■ EXERCISE GOAL
In how many lines of the data does the word "Grid" appear? Give the number by itself.

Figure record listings
=-=-=-=-=

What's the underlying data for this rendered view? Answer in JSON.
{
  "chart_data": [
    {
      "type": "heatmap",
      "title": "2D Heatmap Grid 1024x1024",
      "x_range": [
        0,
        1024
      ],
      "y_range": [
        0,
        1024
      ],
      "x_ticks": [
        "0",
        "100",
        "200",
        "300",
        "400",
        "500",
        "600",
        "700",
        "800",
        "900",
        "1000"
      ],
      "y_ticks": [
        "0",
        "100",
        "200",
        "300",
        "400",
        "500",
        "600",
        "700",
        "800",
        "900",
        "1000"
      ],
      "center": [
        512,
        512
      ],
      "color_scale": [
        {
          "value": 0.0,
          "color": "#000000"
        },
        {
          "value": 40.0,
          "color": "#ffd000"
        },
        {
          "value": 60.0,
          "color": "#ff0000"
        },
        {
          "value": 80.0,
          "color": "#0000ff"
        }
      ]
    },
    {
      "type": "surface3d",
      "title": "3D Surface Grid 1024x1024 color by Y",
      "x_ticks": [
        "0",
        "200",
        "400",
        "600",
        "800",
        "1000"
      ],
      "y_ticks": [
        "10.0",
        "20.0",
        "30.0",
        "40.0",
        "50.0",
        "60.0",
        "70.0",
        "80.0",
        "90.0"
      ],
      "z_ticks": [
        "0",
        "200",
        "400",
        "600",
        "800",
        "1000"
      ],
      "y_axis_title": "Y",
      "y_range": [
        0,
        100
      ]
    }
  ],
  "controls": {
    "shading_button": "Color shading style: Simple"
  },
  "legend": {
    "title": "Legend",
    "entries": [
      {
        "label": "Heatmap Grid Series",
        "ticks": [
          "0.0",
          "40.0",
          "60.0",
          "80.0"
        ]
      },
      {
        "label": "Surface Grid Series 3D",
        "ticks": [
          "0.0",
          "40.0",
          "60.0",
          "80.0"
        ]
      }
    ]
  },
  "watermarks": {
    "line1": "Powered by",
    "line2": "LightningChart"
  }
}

=-=-=-=-=

■ ANSWER FOR THE TASK
4